WRITTEN PROBLEM: Transcribe the records that follow in their entirety, omitting any pictures.

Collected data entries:
## BEGIN

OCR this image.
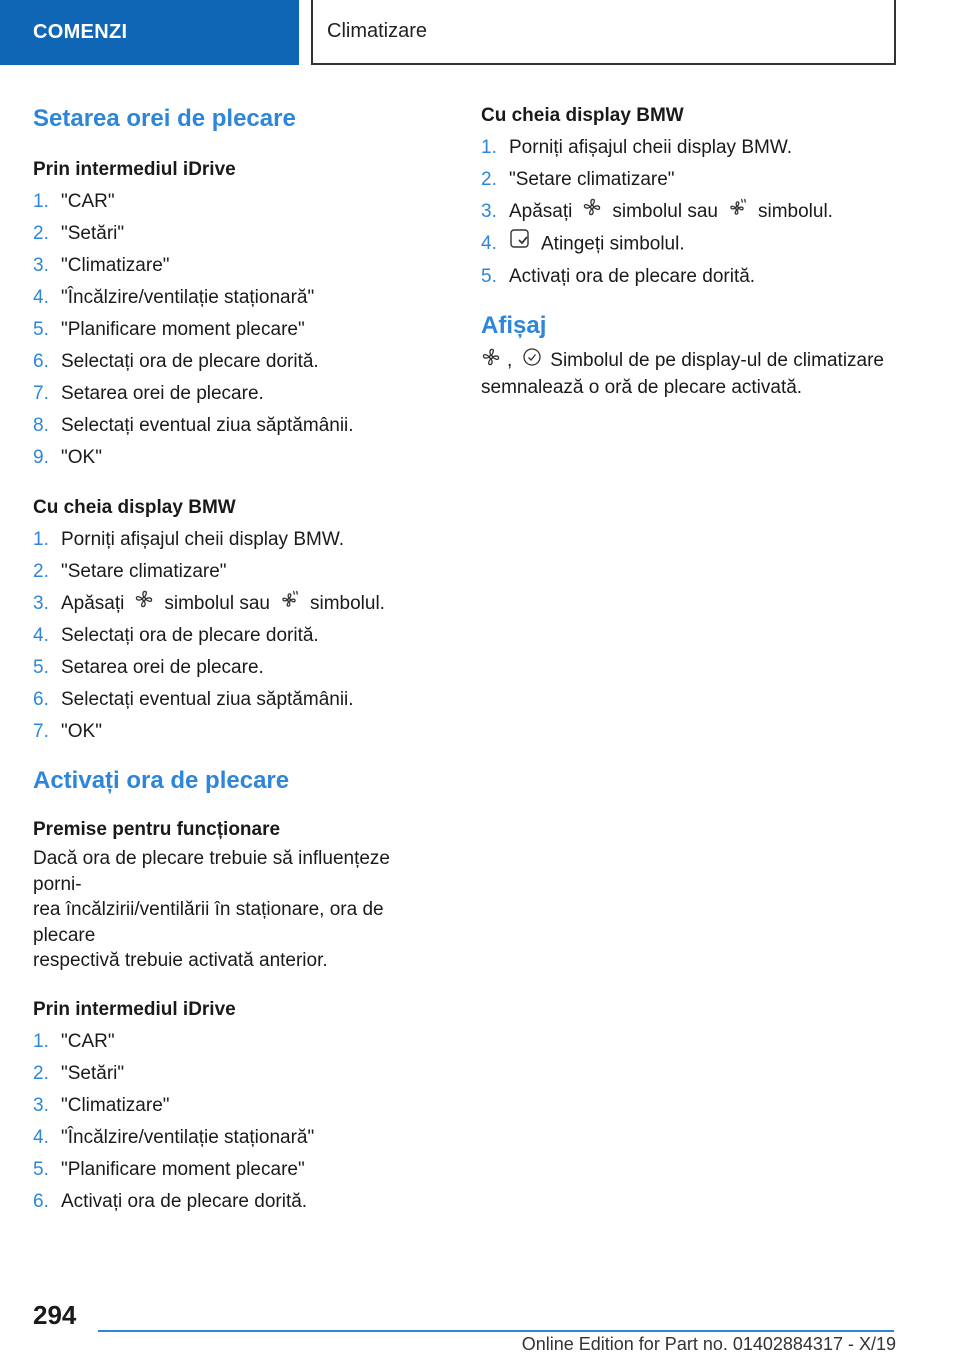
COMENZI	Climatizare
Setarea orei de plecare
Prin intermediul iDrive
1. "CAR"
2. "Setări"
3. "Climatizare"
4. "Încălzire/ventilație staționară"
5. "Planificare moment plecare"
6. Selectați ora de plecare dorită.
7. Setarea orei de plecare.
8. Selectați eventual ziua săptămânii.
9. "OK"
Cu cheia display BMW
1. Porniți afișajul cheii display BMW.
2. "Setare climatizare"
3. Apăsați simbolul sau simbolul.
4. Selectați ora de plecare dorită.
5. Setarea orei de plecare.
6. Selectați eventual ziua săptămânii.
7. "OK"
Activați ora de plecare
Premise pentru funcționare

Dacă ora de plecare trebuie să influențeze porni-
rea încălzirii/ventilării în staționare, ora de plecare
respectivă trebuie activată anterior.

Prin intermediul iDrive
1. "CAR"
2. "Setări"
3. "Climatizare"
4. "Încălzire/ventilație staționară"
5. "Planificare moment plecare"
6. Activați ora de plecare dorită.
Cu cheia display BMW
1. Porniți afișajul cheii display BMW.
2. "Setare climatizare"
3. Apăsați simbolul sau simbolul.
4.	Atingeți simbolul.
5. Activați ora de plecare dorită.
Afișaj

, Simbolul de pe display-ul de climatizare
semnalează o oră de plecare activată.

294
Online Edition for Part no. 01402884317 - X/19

## END

EXERCISE RESULT:
OCR this image.
COMENZI	Climatizare
Setarea orei de plecare
Prin intermediul iDrive
1. "CAR"
2. "Setări"
3. "Climatizare"
4. "Încălzire/ventilație staționară"
5. "Planificare moment plecare"
6. Selectați ora de plecare dorită.
7. Setarea orei de plecare.
8. Selectați eventual ziua săptămânii.
9. "OK"
Cu cheia display BMW
1. Porniți afișajul cheii display BMW.
2. "Setare climatizare"
3. Apăsați simbolul sau simbolul.
4. Selectați ora de plecare dorită.
5. Setarea orei de plecare.
6. Selectați eventual ziua săptămânii.
7. "OK"
Activați ora de plecare
Premise pentru funcționare

Dacă ora de plecare trebuie să influențeze porni-
rea încălzirii/ventilării în staționare, ora de plecare
respectivă trebuie activată anterior.

Prin intermediul iDrive
1. "CAR"
2. "Setări"
3. "Climatizare"
4. "Încălzire/ventilație staționară"
5. "Planificare moment plecare"
6. Activați ora de plecare dorită.
Cu cheia display BMW
1. Porniți afișajul cheii display BMW.
2. "Setare climatizare"
3. Apăsați simbolul sau simbolul.
4.	Atingeți simbolul.
5. Activați ora de plecare dorită.
Afișaj

, Simbolul de pe display-ul de climatizare
semnalează o oră de plecare activată.

294
Online Edition for Part no. 01402884317 - X/19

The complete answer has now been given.